-- start of Supplied material --

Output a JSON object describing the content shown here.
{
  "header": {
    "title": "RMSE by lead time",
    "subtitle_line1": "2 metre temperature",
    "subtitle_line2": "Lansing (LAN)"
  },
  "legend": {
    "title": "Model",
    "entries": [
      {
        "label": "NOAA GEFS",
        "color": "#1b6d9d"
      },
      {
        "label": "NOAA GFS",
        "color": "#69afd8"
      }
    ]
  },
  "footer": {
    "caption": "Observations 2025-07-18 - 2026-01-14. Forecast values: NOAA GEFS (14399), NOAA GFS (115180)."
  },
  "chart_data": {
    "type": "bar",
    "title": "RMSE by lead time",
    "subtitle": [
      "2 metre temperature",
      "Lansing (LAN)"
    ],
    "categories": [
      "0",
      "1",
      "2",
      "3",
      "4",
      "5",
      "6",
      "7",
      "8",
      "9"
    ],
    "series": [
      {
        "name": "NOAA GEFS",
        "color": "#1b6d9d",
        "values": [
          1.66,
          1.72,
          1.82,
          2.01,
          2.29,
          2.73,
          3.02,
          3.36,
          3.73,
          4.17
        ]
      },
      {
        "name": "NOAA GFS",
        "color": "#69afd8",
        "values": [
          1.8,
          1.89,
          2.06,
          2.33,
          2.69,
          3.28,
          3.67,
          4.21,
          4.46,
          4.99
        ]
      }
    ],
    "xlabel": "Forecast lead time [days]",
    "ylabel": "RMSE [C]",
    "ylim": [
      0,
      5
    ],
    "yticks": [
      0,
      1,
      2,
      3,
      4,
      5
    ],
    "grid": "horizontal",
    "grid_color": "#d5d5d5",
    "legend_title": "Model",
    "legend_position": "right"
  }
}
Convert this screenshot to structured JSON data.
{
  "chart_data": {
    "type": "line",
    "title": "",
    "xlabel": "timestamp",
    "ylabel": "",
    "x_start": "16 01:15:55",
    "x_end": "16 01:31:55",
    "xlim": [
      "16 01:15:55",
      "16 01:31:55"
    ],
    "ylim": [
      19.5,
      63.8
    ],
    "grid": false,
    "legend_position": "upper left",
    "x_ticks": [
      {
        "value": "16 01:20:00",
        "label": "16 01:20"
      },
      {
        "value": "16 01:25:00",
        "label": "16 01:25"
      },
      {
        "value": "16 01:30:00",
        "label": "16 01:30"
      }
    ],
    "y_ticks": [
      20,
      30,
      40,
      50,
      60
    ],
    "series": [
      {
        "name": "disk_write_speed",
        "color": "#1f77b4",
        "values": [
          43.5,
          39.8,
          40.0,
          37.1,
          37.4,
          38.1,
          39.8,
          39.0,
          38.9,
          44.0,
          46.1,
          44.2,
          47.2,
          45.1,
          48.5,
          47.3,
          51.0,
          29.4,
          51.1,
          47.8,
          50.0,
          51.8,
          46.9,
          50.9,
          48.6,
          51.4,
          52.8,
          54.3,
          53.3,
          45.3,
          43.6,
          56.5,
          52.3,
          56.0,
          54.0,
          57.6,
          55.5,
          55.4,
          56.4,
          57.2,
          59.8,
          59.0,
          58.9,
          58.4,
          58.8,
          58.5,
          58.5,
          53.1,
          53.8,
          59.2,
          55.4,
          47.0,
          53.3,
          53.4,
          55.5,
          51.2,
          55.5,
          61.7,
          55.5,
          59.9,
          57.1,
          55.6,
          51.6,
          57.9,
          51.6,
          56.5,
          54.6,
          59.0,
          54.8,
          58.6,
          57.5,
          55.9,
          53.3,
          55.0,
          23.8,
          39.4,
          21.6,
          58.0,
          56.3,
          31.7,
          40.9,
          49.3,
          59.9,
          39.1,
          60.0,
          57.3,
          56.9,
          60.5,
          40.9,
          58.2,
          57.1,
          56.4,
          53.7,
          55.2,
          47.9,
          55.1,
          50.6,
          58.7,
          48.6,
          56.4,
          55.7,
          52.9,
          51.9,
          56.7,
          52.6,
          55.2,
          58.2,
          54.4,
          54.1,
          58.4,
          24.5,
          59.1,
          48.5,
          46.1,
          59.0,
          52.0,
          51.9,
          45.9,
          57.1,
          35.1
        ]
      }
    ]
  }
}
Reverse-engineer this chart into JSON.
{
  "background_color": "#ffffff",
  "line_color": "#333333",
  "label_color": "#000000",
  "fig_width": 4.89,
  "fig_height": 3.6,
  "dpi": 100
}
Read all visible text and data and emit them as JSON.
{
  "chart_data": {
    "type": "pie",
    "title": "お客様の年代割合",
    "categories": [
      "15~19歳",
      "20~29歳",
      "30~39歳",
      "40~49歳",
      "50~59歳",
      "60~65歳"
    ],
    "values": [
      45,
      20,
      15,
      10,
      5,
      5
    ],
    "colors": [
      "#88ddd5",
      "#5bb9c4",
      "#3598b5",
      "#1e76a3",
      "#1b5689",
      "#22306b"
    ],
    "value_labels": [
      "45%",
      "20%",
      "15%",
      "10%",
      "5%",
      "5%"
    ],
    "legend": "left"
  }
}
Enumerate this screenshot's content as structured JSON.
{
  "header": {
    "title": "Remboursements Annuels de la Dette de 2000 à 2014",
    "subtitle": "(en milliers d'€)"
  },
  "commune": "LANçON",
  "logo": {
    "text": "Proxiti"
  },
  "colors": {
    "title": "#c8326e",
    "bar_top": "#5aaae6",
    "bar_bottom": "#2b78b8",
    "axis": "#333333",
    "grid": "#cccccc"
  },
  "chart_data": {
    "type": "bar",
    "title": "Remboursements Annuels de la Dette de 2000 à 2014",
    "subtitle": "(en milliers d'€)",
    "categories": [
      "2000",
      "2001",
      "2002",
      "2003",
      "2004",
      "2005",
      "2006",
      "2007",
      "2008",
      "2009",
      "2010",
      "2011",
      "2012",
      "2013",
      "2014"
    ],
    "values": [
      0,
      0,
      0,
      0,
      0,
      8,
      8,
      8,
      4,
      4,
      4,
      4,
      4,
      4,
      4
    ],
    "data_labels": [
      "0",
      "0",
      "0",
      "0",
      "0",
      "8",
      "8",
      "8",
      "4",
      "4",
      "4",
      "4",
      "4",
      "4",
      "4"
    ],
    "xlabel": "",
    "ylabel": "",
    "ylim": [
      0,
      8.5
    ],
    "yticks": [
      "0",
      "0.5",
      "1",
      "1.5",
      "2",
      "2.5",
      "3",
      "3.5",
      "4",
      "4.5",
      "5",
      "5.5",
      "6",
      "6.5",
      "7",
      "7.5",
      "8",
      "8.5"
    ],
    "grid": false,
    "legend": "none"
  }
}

-- end of Supplied material --

◆ The task
Repeat, without change, each line of the data above from the one that contains "Enumerate this screenshot's" through the final line, counting both.

◆ Task output
Enumerate this screenshot's content as structured JSON.
{
  "header": {
    "title": "Remboursements Annuels de la Dette de 2000 à 2014",
    "subtitle": "(en milliers d'€)"
  },
  "commune": "LANçON",
  "logo": {
    "text": "Proxiti"
  },
  "colors": {
    "title": "#c8326e",
    "bar_top": "#5aaae6",
    "bar_bottom": "#2b78b8",
    "axis": "#333333",
    "grid": "#cccccc"
  },
  "chart_data": {
    "type": "bar",
    "title": "Remboursements Annuels de la Dette de 2000 à 2014",
    "subtitle": "(en milliers d'€)",
    "categories": [
      "2000",
      "2001",
      "2002",
      "2003",
      "2004",
      "2005",
      "2006",
      "2007",
      "2008",
      "2009",
      "2010",
      "2011",
      "2012",
      "2013",
      "2014"
    ],
    "values": [
      0,
      0,
      0,
      0,
      0,
      8,
      8,
      8,
      4,
      4,
      4,
      4,
      4,
      4,
      4
    ],
    "data_labels": [
      "0",
      "0",
      "0",
      "0",
      "0",
      "8",
      "8",
      "8",
      "4",
      "4",
      "4",
      "4",
      "4",
      "4",
      "4"
    ],
    "xlabel": "",
    "ylabel": "",
    "ylim": [
      0,
      8.5
    ],
    "yticks": [
      "0",
      "0.5",
      "1",
      "1.5",
      "2",
      "2.5",
      "3",
      "3.5",
      "4",
      "4.5",
      "5",
      "5.5",
      "6",
      "6.5",
      "7",
      "7.5",
      "8",
      "8.5"
    ],
    "grid": false,
    "legend": "none"
  }
}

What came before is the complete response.